(Collected data)
□ □ □ □ □ □ □
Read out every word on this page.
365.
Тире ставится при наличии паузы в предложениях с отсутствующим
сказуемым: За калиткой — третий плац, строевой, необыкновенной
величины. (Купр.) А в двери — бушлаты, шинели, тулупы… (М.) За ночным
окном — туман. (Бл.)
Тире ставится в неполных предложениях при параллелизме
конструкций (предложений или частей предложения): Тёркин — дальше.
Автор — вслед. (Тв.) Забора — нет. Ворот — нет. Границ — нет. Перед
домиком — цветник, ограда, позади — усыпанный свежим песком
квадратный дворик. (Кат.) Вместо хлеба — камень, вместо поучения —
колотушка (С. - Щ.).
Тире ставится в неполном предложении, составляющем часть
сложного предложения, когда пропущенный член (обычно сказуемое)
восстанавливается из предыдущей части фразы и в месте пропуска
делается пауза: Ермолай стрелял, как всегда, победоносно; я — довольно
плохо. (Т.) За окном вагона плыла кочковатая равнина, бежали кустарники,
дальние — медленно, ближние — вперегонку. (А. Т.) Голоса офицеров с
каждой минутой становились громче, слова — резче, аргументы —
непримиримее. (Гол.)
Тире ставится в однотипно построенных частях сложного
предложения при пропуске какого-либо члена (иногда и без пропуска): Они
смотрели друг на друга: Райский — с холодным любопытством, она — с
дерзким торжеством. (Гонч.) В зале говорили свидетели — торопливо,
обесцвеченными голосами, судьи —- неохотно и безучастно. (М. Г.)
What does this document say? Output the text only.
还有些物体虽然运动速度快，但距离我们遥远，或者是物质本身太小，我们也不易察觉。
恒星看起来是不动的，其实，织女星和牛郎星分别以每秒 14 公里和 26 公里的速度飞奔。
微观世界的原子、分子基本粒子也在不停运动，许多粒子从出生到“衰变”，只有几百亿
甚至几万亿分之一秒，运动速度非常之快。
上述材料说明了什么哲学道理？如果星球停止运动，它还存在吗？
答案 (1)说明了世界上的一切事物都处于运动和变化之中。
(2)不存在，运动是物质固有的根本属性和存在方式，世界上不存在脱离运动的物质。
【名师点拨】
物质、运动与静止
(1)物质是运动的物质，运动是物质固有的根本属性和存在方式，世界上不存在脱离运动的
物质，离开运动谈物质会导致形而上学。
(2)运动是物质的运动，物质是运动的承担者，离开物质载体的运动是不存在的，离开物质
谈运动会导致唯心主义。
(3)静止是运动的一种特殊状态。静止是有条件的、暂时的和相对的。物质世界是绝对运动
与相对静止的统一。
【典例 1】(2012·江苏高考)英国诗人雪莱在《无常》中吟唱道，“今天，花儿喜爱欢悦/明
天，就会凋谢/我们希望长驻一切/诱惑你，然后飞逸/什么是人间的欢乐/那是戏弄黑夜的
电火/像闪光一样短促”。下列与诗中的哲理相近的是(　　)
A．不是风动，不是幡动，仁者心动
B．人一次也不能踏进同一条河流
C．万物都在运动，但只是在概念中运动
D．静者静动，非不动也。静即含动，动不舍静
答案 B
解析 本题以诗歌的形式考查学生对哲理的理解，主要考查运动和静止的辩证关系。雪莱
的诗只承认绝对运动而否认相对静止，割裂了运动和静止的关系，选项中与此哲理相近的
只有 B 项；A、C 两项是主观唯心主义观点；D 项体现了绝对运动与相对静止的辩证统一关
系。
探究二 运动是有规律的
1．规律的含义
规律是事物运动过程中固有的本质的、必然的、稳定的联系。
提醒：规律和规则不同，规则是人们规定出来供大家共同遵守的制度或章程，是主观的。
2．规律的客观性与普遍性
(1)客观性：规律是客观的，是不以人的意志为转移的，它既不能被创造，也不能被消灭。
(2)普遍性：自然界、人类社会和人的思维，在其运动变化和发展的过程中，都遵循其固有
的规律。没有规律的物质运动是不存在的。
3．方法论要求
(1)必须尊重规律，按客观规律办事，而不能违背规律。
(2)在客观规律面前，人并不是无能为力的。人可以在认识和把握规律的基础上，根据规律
□ □ □ □ □ □ □
> Instructions to follow:
From the material above, copy each line that includes the word "окном".

> Output below:
окном — туман. (Бл.)
плохо. (Т.) За окном вагона плыла кочковатая равнина, бежали кустарники,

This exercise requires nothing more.